• _Directions_: Could you retype the forum thread on mid-90s steel Gary Fisher frames in full, word for word?

• _Excerpted passage_:
# What is there to know about mid-90s steel Gary Fisher frames?



## zanq (Feb 10, 2004)

As you can see from my sig., I'm in search of a mid-90s vintage steel frame. A Bontrager would be ideal but unless I find a sucker who doesn't know what they have, they are going on ebay for more than I'm willing to spend. I have seen a couple Specialized, Gary Fisher and assorted others pop up.

Does anyone know anything about mid-90s steel Gary Fisher frames? The ones I've seen claim to be 853 steel, is this correct. Were they typically 1/1/8" head tubes? I would just like to be educated if/when something becomes available.

Any info or resources you could point me to would be great! Thanks!


----------



## forkboy (Apr 20, 2004)

zanq said:


> As you can see from my sig., I'm in search of a mid-90s vintage steel frame. A Bontrager would be ideal but unless I find a sucker who doesn't know what they have, they are going on ebay for more than I'm willing to spend. I have seen a couple Specialized, Gary Fisher and assorted others pop up.
> 
> Does anyone know anything about mid-90s steel Gary Fisher frames? The ones I've seen claim to be 853 steel, is this correct. Were they typically 1/1/8" head tubes? I would just like to be educated if/when something becomes available.

• _Data for analysis_:
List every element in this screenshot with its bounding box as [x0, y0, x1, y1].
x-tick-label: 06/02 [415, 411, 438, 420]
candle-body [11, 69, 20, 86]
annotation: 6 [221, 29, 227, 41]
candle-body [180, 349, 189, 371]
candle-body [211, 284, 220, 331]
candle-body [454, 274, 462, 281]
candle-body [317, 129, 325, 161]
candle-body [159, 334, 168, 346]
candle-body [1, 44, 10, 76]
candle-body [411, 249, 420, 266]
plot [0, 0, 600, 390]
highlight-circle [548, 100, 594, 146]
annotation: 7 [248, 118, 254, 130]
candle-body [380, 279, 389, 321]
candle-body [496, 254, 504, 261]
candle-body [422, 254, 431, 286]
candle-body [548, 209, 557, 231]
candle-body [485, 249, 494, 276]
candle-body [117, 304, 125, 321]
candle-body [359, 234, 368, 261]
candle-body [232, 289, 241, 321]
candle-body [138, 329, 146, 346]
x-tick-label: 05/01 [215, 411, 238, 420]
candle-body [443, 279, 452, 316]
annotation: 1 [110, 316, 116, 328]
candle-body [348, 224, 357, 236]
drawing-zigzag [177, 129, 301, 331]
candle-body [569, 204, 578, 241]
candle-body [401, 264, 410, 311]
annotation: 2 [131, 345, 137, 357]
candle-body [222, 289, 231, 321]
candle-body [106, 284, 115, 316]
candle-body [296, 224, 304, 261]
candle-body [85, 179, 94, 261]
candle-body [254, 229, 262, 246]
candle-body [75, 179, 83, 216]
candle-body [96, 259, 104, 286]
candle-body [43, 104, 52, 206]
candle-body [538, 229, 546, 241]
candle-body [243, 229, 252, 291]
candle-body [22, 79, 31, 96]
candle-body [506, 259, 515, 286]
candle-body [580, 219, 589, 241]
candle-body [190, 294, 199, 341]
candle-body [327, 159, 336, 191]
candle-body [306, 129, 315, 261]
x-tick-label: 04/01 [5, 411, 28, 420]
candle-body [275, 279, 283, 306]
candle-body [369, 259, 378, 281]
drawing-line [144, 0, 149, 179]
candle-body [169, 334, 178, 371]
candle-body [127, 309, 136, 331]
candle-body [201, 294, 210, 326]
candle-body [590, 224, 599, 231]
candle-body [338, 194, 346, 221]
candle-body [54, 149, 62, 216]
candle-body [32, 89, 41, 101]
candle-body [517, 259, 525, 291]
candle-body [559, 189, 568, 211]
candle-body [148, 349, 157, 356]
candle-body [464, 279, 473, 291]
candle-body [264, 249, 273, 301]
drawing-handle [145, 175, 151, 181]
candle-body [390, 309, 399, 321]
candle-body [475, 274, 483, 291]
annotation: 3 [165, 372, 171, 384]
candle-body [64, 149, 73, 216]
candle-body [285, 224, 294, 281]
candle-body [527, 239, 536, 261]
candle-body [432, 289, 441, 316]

• _Answer_:
# What is there to know about mid-90s steel Gary Fisher frames?



## zanq (Feb 10, 2004)

As you can see from my sig., I'm in search of a mid-90s vintage steel frame. A Bontrager would be ideal but unless I find a sucker who doesn't know what they have, they are going on ebay for more than I'm willing to spend. I have seen a couple Specialized, Gary Fisher and assorted others pop up.

Does anyone know anything about mid-90s steel Gary Fisher frames? The ones I've seen claim to be 853 steel, is this correct. Were they typically 1/1/8" head tubes? I would just like to be educated if/when something becomes available.

Any info or resources you could point me to would be great! Thanks!


----------



## forkboy (Apr 20, 2004)

zanq said:


> As you can see from my sig., I'm in search of a mid-90s vintage steel frame. A Bontrager would be ideal but unless I find a sucker who doesn't know what they have, they are going on ebay for more than I'm willing to spend. I have seen a couple Specialized, Gary Fisher and assorted others pop up.
> 
> Does anyone know anything about mid-90s steel Gary Fisher frames? The ones I've seen claim to be 853 steel, is this correct. Were they typically 1/1/8" head tubes? I would just like to be educated if/when something becomes available.